Source data
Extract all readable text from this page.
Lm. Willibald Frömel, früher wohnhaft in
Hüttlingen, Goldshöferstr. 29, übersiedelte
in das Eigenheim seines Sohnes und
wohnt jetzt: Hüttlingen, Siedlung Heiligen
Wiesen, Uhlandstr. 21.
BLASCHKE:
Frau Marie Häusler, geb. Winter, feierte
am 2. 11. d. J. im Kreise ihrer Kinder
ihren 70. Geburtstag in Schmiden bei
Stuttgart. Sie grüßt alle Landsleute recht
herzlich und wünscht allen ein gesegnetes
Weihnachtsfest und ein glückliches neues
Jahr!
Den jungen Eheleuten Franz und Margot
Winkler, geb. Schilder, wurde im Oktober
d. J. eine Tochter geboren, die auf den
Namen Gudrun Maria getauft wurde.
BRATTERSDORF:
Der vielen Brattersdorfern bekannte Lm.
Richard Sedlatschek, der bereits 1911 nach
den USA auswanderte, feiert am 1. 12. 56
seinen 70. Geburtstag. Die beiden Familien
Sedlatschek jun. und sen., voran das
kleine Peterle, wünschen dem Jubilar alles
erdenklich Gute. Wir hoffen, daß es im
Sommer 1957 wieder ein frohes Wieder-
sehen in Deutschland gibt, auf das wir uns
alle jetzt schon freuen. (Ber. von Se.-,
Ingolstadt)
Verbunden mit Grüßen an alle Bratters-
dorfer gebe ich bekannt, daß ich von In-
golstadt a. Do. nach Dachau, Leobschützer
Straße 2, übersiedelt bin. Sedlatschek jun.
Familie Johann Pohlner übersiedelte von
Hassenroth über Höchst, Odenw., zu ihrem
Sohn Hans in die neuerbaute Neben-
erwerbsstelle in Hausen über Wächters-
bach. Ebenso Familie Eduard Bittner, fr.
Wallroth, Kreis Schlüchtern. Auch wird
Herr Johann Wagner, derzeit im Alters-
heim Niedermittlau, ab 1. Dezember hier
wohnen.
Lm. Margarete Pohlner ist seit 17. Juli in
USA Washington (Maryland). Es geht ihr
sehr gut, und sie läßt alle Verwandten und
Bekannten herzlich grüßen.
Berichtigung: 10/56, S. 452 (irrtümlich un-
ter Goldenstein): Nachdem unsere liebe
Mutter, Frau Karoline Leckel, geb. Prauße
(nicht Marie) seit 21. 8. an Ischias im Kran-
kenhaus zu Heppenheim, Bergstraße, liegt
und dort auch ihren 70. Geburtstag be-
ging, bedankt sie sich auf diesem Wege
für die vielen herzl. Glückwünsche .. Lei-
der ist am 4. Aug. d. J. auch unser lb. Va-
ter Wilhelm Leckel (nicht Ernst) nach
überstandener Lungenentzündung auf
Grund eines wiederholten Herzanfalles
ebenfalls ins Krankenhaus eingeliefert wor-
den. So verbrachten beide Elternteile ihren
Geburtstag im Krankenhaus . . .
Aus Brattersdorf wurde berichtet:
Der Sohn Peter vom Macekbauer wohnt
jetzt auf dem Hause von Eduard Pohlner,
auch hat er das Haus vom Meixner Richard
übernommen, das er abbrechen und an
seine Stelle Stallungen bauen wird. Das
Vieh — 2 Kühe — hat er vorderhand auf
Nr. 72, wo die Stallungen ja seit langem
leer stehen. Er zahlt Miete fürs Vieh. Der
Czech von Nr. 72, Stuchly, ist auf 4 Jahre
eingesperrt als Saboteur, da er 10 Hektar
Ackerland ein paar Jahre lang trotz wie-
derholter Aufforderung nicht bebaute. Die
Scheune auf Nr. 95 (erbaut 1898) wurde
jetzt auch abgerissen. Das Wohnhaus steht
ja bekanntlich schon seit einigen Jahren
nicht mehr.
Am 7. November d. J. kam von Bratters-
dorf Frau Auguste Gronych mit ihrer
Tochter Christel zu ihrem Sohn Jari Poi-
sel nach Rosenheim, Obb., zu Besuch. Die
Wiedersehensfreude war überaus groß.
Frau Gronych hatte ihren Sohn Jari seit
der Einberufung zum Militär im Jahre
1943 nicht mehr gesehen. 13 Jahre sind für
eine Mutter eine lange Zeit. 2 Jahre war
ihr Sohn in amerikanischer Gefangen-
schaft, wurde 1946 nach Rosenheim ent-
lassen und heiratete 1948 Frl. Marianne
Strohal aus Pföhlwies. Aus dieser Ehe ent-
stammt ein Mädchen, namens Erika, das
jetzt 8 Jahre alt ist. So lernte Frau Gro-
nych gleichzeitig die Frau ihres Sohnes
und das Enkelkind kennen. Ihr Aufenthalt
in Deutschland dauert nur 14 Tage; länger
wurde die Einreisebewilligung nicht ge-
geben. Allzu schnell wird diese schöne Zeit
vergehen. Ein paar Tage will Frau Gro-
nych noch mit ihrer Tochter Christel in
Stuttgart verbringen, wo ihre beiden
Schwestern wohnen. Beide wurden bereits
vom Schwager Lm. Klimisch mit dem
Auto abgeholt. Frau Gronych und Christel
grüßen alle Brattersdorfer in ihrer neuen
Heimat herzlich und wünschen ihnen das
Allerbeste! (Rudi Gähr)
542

SHORT EXERCISE — Retype the entries one by one, exactly.

THE RESULT —
Extract all readable text from this page.
Lm. Willibald Frömel, früher wohnhaft in
Hüttlingen, Goldshöferstr. 29, übersiedelte
in das Eigenheim seines Sohnes und
wohnt jetzt: Hüttlingen, Siedlung Heiligen
Wiesen, Uhlandstr. 21.
BLASCHKE:
Frau Marie Häusler, geb. Winter, feierte
am 2. 11. d. J. im Kreise ihrer Kinder
ihren 70. Geburtstag in Schmiden bei
Stuttgart. Sie grüßt alle Landsleute recht
herzlich und wünscht allen ein gesegnetes
Weihnachtsfest und ein glückliches neues
Jahr!
Den jungen Eheleuten Franz und Margot
Winkler, geb. Schilder, wurde im Oktober
d. J. eine Tochter geboren, die auf den
Namen Gudrun Maria getauft wurde.
BRATTERSDORF:
Der vielen Brattersdorfern bekannte Lm.
Richard Sedlatschek, der bereits 1911 nach
den USA auswanderte, feiert am 1. 12. 56
seinen 70. Geburtstag. Die beiden Familien
Sedlatschek jun. und sen., voran das
kleine Peterle, wünschen dem Jubilar alles
erdenklich Gute. Wir hoffen, daß es im
Sommer 1957 wieder ein frohes Wieder-
sehen in Deutschland gibt, auf das wir uns
alle jetzt schon freuen. (Ber. von Se.-,
Ingolstadt)
Verbunden mit Grüßen an alle Bratters-
dorfer gebe ich bekannt, daß ich von In-
golstadt a. Do. nach Dachau, Leobschützer
Straße 2, übersiedelt bin. Sedlatschek jun.
Familie Johann Pohlner übersiedelte von
Hassenroth über Höchst, Odenw., zu ihrem
Sohn Hans in die neuerbaute Neben-
erwerbsstelle in Hausen über Wächters-
bach. Ebenso Familie Eduard Bittner, fr.
Wallroth, Kreis Schlüchtern. Auch wird
Herr Johann Wagner, derzeit im Alters-
heim Niedermittlau, ab 1. Dezember hier
wohnen.
Lm. Margarete Pohlner ist seit 17. Juli in
USA Washington (Maryland). Es geht ihr
sehr gut, und sie läßt alle Verwandten und
Bekannten herzlich grüßen.
Berichtigung: 10/56, S. 452 (irrtümlich un-
ter Goldenstein): Nachdem unsere liebe
Mutter, Frau Karoline Leckel, geb. Prauße
(nicht Marie) seit 21. 8. an Ischias im Kran-
kenhaus zu Heppenheim, Bergstraße, liegt
und dort auch ihren 70. Geburtstag be-
ging, bedankt sie sich auf diesem Wege
für die vielen herzl. Glückwünsche .. Lei-
der ist am 4. Aug. d. J. auch unser lb. Va-
ter Wilhelm Leckel (nicht Ernst) nach
überstandener Lungenentzündung auf
Grund eines wiederholten Herzanfalles
ebenfalls ins Krankenhaus eingeliefert wor-
den. So verbrachten beide Elternteile ihren
Geburtstag im Krankenhaus . . .
Aus Brattersdorf wurde berichtet:
Der Sohn Peter vom Macekbauer wohnt
jetzt auf dem Hause von Eduard Pohlner,
auch hat er das Haus vom Meixner Richard
übernommen, das er abbrechen und an
seine Stelle Stallungen bauen wird. Das
Vieh — 2 Kühe — hat er vorderhand auf
Nr. 72, wo die Stallungen ja seit langem
leer stehen. Er zahlt Miete fürs Vieh. Der
Czech von Nr. 72, Stuchly, ist auf 4 Jahre
eingesperrt als Saboteur, da er 10 Hektar
Ackerland ein paar Jahre lang trotz wie-
derholter Aufforderung nicht bebaute. Die
Scheune auf Nr. 95 (erbaut 1898) wurde
jetzt auch abgerissen. Das Wohnhaus steht
ja bekanntlich schon seit einigen Jahren
nicht mehr.
Am 7. November d. J. kam von Bratters-
dorf Frau Auguste Gronych mit ihrer
Tochter Christel zu ihrem Sohn Jari Poi-
sel nach Rosenheim, Obb., zu Besuch. Die
Wiedersehensfreude war überaus groß.
Frau Gronych hatte ihren Sohn Jari seit
der Einberufung zum Militär im Jahre
1943 nicht mehr gesehen. 13 Jahre sind für
eine Mutter eine lange Zeit. 2 Jahre war
ihr Sohn in amerikanischer Gefangen-
schaft, wurde 1946 nach Rosenheim ent-
lassen und heiratete 1948 Frl. Marianne
Strohal aus Pföhlwies. Aus dieser Ehe ent-
stammt ein Mädchen, namens Erika, das
jetzt 8 Jahre alt ist. So lernte Frau Gro-
nych gleichzeitig die Frau ihres Sohnes
und das Enkelkind kennen. Ihr Aufenthalt
in Deutschland dauert nur 14 Tage; länger
wurde die Einreisebewilligung nicht ge-
geben. Allzu schnell wird diese schöne Zeit
vergehen. Ein paar Tage will Frau Gro-
nych noch mit ihrer Tochter Christel in
Stuttgart verbringen, wo ihre beiden
Schwestern wohnen. Beide wurden bereits
vom Schwager Lm. Klimisch mit dem
Auto abgeholt. Frau Gronych und Christel
grüßen alle Brattersdorfer in ihrer neuen
Heimat herzlich und wünschen ihnen das
Allerbeste! (Rudi Gähr)
542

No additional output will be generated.